2.3. Long-Term Quality of Operational RT ZTD Production

The RT ZTD from the demonstration campaign is evaluated for 18 European stations during the initial year of the GNSS4SWEC Real-time Demonstration campaign. Two GOP solutions using the IGS03 product are compared with respect to the EUREF 2nd reprocessing combined tropospheric product [39]: (1) GOPR—standalone GPS solution, and (2) GOPQ—GPS + GLONASS solution. In Table 3, we can observe a systematic error in ZTD of about 2 mm in the long-term evaluation, similar as observed in the simulated real-time processing in the benchmark campaign, see Section 2.2. Although GLONASS observations are down-weighted by a factor of 2 in our solution in order to reflect the lower quality of GLONASS precise products, a small positive impact on the ZTD is observed in terms of mean bias (10%) and mean SDEV (7%), both calculated over 18 stations.
Figure 6 shows the comparison of the GOPR solution with respect to the EUREF 2nd reprocessing combined product during the first year of the RT demonstration campaign. Monthly mean ZTD biases, standard deviations and their 1-sigma scatter calculated over all 18 stations indicate a long-term stability of the operational real-time production with a small seasonal effect in SDEV due to a less accurate troposphere modeling during the summer period [19].

3. New Adaptable Strategy for RT and NRT Troposphere Monitoring

Optimizing the accuracy and the timeliness for the tropospheric products was the first motivation for developing a new adaptable processing strategy. The second goal aimed at effectively supporting various users by simultaneously combining RT and NRT analysis modes. The third goal was to retrieve all the advanced tropospheric parameters consistently when using a unique and flexible processing scheme and exploit optimally multi-GNSS data. Additionally, strategy targets all the advantages of PPP when using epoch-wise analysis supported by real-time precise products, e.g., by IGS RTS. The new strategy has been implemented in the G-Nut/Tefnut software designed for estimating ZTDs, horizontal tropospheric gradients and tropospheric slant path delays. Currently, the parameters are estimated using dual-frequency ionosphere-free linear combinations of pseudorange and carrier-phase observations.

Available data>
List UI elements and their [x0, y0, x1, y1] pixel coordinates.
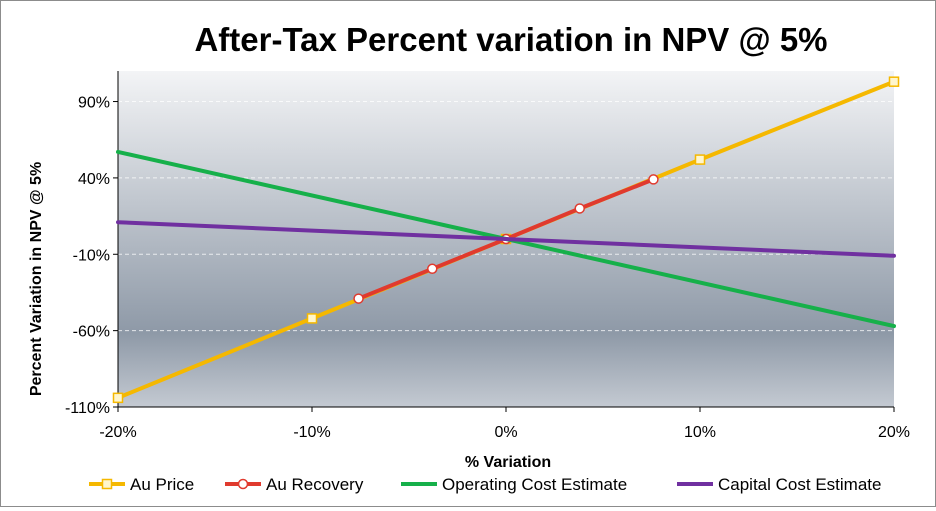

Goal of the exercise> According to the passage on real-time tropospheric delay monitoring, by what factor are GLONASS observations down-weighted in the solution?

Response to this task> By a factor of 2.